What is needed: From the listing below, pick out each line with the word "Employer".

-------- Records supplied --------

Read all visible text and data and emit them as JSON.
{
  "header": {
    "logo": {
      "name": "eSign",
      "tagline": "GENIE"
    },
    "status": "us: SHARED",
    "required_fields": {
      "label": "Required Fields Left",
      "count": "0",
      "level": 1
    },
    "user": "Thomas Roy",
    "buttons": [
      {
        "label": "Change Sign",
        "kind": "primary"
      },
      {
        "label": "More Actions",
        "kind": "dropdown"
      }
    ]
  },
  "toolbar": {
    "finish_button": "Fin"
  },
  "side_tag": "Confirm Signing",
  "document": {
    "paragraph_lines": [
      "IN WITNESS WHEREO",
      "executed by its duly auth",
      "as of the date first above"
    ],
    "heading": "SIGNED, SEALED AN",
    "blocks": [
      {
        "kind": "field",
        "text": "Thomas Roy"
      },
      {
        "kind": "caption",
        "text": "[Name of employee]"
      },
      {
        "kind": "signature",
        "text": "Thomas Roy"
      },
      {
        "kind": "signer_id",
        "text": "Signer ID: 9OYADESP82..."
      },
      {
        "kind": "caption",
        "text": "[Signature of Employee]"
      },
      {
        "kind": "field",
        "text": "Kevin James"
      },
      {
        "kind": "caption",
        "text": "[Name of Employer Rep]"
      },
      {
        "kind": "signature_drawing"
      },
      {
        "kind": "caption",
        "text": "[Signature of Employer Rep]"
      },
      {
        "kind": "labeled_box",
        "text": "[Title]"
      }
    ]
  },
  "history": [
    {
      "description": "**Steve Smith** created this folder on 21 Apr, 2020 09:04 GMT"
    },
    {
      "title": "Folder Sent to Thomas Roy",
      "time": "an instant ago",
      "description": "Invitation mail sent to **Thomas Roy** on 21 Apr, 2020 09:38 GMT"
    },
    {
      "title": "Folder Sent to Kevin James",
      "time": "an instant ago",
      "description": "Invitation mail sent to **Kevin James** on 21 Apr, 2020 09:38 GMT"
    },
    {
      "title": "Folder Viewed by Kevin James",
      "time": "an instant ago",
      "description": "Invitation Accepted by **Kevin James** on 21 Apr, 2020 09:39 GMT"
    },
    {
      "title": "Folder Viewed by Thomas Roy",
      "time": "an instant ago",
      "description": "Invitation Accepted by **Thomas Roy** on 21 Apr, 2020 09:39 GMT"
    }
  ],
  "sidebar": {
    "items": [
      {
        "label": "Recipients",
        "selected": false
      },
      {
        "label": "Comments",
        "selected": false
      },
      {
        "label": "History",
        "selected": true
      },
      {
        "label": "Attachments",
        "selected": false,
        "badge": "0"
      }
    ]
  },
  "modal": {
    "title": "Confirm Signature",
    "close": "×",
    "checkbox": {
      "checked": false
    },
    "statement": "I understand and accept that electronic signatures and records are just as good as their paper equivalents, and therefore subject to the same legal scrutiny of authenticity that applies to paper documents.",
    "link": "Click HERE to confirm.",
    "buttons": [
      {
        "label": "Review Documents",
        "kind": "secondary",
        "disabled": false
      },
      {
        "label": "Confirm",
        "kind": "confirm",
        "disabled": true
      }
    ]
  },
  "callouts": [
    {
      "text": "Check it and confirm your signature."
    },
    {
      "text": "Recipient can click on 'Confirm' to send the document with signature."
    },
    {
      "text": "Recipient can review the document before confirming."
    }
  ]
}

--------

Finished answer:
        "text": "[Name of Employer Rep]"
        "text": "[Signature of Employer Rep]"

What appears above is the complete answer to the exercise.